(Bounding box annotations)
'''

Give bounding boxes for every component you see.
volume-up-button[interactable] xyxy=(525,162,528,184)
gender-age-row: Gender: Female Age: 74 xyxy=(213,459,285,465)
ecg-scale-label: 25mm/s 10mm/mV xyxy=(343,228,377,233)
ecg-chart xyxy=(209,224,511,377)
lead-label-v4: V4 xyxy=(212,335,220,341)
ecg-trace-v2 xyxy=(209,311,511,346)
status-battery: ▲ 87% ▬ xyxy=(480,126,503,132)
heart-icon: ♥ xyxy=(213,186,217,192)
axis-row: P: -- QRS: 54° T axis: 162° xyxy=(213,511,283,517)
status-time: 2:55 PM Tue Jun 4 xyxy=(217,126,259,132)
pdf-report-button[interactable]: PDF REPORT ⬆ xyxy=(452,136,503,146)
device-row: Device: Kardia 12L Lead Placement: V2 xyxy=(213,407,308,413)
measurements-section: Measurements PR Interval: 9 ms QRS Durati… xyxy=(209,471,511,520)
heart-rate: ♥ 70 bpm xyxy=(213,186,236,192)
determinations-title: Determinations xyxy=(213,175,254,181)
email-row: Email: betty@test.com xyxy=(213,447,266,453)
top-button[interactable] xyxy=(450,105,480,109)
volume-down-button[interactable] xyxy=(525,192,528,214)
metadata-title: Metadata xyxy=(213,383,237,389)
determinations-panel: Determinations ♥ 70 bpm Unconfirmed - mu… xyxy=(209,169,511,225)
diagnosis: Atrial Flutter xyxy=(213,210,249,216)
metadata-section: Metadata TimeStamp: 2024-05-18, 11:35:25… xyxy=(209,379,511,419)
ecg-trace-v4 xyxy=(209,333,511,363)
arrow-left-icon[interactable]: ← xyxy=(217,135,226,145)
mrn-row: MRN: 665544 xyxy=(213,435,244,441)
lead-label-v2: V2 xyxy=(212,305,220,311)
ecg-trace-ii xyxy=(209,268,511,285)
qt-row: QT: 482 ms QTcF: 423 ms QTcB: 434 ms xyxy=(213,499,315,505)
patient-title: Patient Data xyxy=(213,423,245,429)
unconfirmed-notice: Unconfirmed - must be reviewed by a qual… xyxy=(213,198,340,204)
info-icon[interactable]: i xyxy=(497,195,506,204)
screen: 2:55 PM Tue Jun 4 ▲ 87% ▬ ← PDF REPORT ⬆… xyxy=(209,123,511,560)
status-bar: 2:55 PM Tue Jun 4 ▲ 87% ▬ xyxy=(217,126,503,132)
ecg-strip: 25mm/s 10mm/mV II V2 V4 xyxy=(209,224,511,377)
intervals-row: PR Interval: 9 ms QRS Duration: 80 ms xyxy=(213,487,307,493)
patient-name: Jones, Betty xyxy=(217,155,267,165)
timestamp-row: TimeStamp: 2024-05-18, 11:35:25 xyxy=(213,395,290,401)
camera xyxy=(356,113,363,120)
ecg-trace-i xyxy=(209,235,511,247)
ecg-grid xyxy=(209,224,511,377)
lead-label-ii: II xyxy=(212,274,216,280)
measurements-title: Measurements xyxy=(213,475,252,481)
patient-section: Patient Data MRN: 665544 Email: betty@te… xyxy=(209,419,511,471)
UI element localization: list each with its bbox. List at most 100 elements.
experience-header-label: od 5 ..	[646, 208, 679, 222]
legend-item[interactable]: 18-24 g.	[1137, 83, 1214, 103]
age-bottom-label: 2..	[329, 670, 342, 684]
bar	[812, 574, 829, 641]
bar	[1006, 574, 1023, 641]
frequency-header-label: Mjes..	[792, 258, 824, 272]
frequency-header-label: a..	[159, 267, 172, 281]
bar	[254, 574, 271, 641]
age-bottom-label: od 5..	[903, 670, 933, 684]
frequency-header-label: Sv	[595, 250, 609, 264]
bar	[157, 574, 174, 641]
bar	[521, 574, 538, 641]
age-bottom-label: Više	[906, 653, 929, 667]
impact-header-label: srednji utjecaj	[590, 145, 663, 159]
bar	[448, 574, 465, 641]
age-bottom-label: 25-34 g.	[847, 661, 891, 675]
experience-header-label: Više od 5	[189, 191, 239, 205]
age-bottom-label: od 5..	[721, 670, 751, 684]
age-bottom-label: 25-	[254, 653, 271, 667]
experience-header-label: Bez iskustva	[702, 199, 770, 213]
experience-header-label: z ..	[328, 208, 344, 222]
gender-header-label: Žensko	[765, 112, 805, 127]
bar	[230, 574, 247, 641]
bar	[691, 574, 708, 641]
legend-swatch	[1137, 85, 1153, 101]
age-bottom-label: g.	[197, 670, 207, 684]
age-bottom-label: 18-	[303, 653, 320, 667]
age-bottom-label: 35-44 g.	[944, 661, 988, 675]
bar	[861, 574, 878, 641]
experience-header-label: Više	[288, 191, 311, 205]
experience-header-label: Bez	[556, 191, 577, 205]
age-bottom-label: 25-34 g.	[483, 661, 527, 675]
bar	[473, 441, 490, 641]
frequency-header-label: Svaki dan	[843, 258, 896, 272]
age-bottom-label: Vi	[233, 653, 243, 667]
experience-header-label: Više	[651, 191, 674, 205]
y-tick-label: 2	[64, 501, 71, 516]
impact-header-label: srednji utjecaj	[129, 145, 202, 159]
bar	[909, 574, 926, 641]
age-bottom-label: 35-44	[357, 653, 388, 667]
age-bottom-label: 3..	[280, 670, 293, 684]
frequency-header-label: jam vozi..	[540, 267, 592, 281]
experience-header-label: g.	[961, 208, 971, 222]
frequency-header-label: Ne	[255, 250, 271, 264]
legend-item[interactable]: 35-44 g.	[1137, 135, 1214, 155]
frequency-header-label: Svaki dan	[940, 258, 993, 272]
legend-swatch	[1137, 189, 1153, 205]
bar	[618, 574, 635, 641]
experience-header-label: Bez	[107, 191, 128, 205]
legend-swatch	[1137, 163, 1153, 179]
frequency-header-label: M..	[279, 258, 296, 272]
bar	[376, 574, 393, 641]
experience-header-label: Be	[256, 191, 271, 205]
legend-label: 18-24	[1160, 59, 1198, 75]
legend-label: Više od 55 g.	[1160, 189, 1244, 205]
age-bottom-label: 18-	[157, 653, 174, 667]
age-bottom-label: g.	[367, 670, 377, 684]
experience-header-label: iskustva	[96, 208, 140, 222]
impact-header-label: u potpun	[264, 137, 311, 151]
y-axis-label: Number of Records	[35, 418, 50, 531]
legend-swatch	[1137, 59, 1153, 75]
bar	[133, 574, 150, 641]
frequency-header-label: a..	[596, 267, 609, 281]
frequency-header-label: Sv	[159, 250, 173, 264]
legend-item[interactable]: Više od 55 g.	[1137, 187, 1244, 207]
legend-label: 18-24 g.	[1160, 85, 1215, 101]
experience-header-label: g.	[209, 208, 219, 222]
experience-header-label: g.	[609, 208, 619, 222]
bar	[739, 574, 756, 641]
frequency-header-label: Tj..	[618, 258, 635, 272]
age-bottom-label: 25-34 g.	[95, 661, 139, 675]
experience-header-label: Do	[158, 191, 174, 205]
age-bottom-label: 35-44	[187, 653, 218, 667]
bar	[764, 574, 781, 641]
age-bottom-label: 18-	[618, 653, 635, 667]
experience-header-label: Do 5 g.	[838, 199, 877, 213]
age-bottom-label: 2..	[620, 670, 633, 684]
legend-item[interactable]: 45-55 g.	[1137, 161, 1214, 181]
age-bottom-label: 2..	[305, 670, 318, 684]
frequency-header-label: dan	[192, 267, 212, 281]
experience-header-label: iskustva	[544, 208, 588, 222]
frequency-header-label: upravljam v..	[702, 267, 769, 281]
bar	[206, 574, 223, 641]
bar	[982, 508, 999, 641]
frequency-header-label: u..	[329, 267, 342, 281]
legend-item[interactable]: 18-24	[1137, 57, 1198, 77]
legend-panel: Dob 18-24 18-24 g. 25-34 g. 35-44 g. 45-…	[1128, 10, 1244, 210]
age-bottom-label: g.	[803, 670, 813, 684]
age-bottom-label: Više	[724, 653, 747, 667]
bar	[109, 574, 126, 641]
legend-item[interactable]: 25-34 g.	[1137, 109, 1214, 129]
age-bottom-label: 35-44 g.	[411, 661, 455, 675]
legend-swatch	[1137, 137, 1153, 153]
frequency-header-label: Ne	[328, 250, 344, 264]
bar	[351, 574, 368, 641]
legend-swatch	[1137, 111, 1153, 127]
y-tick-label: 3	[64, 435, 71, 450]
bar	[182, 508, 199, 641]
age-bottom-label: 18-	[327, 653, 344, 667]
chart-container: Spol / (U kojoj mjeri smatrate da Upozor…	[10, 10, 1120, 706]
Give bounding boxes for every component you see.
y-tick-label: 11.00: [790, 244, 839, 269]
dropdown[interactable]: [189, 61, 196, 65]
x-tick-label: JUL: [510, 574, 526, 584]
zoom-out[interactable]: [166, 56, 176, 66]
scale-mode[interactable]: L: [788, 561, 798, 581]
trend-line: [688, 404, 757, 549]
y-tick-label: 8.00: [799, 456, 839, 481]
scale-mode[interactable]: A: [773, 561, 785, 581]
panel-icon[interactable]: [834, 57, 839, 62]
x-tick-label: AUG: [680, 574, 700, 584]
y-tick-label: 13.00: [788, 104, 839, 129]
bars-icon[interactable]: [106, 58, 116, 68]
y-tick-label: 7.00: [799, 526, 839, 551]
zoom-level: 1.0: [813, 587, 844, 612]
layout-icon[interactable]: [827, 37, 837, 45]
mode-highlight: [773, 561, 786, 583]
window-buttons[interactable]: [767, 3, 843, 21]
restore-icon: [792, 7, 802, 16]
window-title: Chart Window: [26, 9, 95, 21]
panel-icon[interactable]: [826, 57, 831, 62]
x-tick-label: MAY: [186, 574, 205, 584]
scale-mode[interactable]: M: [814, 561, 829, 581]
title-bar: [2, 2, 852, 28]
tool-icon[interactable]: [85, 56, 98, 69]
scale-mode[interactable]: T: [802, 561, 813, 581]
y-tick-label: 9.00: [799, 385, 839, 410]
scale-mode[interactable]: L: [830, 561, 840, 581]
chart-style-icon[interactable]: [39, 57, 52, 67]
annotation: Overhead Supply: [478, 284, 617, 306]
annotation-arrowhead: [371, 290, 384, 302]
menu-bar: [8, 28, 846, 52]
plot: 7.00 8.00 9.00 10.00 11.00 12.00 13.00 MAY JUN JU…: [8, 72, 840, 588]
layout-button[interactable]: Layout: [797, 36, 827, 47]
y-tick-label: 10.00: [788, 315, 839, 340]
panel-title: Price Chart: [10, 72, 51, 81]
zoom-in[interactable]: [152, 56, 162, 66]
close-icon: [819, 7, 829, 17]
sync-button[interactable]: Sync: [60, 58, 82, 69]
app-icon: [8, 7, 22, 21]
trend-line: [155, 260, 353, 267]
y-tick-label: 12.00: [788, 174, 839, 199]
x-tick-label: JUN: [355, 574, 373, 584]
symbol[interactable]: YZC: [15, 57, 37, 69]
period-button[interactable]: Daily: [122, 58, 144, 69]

'''

## WHAT YOU ARE ASKED TO DO
Reproduce the lines of the material word for word, from its first line through the line containing "email-row: Email: betty@test.com", including both of those lines.

## COMPLETED EXERCISE
Give bounding boxes for every component you see.
volume-up-button[interactable] xyxy=(525,162,528,184)
gender-age-row: Gender: Female Age: 74 xyxy=(213,459,285,465)
ecg-scale-label: 25mm/s 10mm/mV xyxy=(343,228,377,233)
ecg-chart xyxy=(209,224,511,377)
lead-label-v4: V4 xyxy=(212,335,220,341)
ecg-trace-v2 xyxy=(209,311,511,346)
status-battery: ▲ 87% ▬ xyxy=(480,126,503,132)
heart-icon: ♥ xyxy=(213,186,217,192)
axis-row: P: -- QRS: 54° T axis: 162° xyxy=(213,511,283,517)
status-time: 2:55 PM Tue Jun 4 xyxy=(217,126,259,132)
pdf-report-button[interactable]: PDF REPORT ⬆ xyxy=(452,136,503,146)
device-row: Device: Kardia 12L Lead Placement: V2 xyxy=(213,407,308,413)
measurements-section: Measurements PR Interval: 9 ms QRS Durati… xyxy=(209,471,511,520)
heart-rate: ♥ 70 bpm xyxy=(213,186,236,192)
determinations-title: Determinations xyxy=(213,175,254,181)
email-row: Email: betty@test.com xyxy=(213,447,266,453)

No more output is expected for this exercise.